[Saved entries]
◇ ◇ ◇ ◇ ◇

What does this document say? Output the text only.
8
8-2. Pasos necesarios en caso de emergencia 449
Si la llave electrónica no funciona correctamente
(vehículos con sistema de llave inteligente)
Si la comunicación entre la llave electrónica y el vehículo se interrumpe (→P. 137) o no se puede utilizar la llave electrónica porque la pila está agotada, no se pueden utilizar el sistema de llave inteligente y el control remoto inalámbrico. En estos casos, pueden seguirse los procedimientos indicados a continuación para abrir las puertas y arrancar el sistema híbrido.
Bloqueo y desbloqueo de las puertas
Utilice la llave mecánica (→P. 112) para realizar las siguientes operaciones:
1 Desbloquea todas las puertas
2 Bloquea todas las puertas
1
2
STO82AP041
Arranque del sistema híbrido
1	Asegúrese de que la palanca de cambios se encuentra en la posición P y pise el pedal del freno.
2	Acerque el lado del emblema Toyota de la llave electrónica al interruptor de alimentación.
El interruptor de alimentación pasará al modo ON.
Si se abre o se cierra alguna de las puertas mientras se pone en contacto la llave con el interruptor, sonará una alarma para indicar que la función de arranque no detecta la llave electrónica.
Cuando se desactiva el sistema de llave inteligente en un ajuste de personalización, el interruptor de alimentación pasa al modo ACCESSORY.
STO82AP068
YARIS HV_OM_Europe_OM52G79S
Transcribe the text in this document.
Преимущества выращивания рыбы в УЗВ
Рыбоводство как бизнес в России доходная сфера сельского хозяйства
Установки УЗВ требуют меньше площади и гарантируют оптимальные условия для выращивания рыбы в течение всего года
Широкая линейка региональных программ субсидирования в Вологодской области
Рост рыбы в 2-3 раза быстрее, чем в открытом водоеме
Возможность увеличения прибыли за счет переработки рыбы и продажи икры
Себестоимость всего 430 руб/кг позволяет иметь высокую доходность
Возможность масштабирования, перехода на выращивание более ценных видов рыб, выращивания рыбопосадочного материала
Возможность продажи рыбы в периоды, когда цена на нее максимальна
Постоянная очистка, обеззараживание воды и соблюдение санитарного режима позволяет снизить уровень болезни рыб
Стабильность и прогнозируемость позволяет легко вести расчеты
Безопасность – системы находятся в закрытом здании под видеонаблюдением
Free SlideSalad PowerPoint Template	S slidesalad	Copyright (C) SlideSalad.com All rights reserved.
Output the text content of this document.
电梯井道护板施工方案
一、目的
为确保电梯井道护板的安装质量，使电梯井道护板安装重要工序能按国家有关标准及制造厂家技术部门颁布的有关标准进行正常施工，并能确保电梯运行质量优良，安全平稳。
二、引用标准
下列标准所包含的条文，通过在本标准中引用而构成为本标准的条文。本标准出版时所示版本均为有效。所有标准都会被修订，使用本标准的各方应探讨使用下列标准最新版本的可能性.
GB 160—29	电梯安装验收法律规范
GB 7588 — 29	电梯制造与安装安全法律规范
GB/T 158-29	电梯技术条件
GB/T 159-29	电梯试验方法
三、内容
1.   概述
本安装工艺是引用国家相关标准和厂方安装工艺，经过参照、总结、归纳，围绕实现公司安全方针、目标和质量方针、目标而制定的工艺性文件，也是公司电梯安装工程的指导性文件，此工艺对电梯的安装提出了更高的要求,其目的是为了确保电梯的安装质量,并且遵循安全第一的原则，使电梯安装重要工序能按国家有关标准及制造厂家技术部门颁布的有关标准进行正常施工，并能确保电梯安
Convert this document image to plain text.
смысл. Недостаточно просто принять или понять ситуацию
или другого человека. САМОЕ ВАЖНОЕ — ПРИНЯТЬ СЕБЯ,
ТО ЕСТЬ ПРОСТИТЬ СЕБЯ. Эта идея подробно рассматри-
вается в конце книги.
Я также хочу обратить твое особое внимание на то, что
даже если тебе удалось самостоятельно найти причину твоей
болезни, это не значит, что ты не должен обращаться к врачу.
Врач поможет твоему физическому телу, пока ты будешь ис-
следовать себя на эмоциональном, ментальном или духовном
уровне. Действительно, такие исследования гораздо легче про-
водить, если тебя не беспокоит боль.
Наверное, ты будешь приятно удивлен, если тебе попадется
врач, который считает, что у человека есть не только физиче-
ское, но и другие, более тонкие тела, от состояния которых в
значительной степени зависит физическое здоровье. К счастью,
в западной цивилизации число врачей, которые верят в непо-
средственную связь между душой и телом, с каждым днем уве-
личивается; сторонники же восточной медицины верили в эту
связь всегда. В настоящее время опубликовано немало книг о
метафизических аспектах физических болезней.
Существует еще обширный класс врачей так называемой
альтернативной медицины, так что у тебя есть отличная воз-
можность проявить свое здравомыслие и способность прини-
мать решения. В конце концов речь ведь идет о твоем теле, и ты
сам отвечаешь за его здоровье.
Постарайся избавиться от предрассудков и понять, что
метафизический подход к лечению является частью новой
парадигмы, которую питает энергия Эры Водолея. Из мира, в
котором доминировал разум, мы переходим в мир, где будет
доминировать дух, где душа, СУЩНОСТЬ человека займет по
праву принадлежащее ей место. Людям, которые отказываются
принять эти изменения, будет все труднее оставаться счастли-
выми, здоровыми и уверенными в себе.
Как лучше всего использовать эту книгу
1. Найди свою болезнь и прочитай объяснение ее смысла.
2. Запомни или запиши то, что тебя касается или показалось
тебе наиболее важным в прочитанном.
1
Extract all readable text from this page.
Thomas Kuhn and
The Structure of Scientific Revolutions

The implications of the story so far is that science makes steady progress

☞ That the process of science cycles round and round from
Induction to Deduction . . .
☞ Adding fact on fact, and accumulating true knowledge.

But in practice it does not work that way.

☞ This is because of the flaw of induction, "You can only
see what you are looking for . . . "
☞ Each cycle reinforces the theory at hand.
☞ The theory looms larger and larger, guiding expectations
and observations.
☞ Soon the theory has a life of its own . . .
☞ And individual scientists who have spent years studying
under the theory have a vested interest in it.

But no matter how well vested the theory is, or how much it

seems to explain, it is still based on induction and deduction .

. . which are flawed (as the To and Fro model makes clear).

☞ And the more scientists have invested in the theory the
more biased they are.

◇ ◇ ◇ ◇ ◇

[Task goal] Collect each line holding the string "modo".

[Exercise response]
El interruptor de alimentación pasará al modo ON.
Cuando se desactiva el sistema de llave inteligente en un ajuste de personalización, el interruptor de alimentación pasa al modo ACCESSORY.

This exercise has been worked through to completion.